-- What the task asks --
Repeat every line of the material, character for character.

## BEGIN

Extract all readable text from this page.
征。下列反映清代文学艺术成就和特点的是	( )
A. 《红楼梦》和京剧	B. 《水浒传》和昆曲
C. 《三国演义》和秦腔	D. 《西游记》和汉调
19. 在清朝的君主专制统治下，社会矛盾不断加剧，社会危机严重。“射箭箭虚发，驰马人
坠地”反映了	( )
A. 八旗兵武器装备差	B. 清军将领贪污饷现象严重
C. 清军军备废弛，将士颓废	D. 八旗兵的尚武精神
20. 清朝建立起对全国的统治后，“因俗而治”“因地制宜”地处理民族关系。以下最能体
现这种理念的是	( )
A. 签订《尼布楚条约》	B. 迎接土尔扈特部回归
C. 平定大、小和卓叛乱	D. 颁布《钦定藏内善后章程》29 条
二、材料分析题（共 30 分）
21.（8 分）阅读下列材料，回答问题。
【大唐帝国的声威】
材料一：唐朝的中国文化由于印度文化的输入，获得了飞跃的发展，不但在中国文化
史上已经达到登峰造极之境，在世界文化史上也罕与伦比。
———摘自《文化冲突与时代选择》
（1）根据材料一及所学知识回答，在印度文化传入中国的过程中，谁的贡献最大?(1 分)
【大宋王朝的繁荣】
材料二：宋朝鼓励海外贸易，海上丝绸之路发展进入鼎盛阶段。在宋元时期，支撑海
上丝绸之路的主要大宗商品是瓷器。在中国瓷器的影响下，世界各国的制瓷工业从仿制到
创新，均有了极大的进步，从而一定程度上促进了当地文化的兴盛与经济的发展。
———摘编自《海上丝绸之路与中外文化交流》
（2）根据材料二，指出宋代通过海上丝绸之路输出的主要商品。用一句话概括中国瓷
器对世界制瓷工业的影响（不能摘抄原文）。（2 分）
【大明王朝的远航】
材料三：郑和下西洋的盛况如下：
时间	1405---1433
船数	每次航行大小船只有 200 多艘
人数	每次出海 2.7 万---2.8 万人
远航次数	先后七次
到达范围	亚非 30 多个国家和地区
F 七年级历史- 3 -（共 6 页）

## END

-- Answer to the exercise --
Extract all readable text from this page.
征。下列反映清代文学艺术成就和特点的是	( )
A. 《红楼梦》和京剧	B. 《水浒传》和昆曲
C. 《三国演义》和秦腔	D. 《西游记》和汉调
19. 在清朝的君主专制统治下，社会矛盾不断加剧，社会危机严重。“射箭箭虚发，驰马人
坠地”反映了	( )
A. 八旗兵武器装备差	B. 清军将领贪污饷现象严重
C. 清军军备废弛，将士颓废	D. 八旗兵的尚武精神
20. 清朝建立起对全国的统治后，“因俗而治”“因地制宜”地处理民族关系。以下最能体
现这种理念的是	( )
A. 签订《尼布楚条约》	B. 迎接土尔扈特部回归
C. 平定大、小和卓叛乱	D. 颁布《钦定藏内善后章程》29 条
二、材料分析题（共 30 分）
21.（8 分）阅读下列材料，回答问题。
【大唐帝国的声威】
材料一：唐朝的中国文化由于印度文化的输入，获得了飞跃的发展，不但在中国文化
史上已经达到登峰造极之境，在世界文化史上也罕与伦比。
———摘自《文化冲突与时代选择》
（1）根据材料一及所学知识回答，在印度文化传入中国的过程中，谁的贡献最大?(1 分)
【大宋王朝的繁荣】
材料二：宋朝鼓励海外贸易，海上丝绸之路发展进入鼎盛阶段。在宋元时期，支撑海
上丝绸之路的主要大宗商品是瓷器。在中国瓷器的影响下，世界各国的制瓷工业从仿制到
创新，均有了极大的进步，从而一定程度上促进了当地文化的兴盛与经济的发展。
———摘编自《海上丝绸之路与中外文化交流》
（2）根据材料二，指出宋代通过海上丝绸之路输出的主要商品。用一句话概括中国瓷
器对世界制瓷工业的影响（不能摘抄原文）。（2 分）
【大明王朝的远航】
材料三：郑和下西洋的盛况如下：
时间	1405---1433
船数	每次航行大小船只有 200 多艘
人数	每次出海 2.7 万---2.8 万人
远航次数	先后七次
到达范围	亚非 30 多个国家和地区
F 七年级历史- 3 -（共 6 页）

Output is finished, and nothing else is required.